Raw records
+++
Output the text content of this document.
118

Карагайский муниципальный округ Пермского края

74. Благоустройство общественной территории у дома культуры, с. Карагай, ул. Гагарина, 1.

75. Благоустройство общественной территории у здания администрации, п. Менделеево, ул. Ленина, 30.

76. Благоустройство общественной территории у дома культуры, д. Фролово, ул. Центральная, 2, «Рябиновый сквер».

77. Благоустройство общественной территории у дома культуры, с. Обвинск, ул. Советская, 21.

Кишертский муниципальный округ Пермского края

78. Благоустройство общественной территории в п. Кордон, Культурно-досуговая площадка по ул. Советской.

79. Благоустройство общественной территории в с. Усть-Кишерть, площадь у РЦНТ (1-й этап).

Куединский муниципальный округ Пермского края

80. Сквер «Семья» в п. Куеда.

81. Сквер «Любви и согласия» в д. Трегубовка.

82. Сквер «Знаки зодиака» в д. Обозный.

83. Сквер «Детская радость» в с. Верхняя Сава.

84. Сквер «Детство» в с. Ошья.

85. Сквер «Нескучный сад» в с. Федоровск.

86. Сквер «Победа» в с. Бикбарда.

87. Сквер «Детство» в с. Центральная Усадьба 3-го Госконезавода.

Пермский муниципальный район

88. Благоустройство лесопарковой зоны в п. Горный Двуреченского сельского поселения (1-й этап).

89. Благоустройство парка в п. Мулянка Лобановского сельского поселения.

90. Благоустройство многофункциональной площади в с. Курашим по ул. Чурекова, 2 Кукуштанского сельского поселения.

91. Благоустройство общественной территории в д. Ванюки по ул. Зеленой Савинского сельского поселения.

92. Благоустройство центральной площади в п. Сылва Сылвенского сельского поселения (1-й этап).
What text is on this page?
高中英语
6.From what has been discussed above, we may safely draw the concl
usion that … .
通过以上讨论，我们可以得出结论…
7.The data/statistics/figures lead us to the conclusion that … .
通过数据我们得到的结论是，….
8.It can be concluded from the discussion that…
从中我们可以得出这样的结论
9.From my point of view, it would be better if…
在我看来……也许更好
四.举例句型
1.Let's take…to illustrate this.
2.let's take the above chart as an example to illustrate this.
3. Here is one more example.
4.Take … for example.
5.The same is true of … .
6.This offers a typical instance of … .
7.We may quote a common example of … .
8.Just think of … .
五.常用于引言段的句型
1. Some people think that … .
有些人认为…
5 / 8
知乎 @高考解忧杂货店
+++
Identify the lines of the entries containing the string "illustrate". Copy each such line.

# Written reply
1.Let's take…to illustrate this.
2.let's take the above chart as an example to illustrate this.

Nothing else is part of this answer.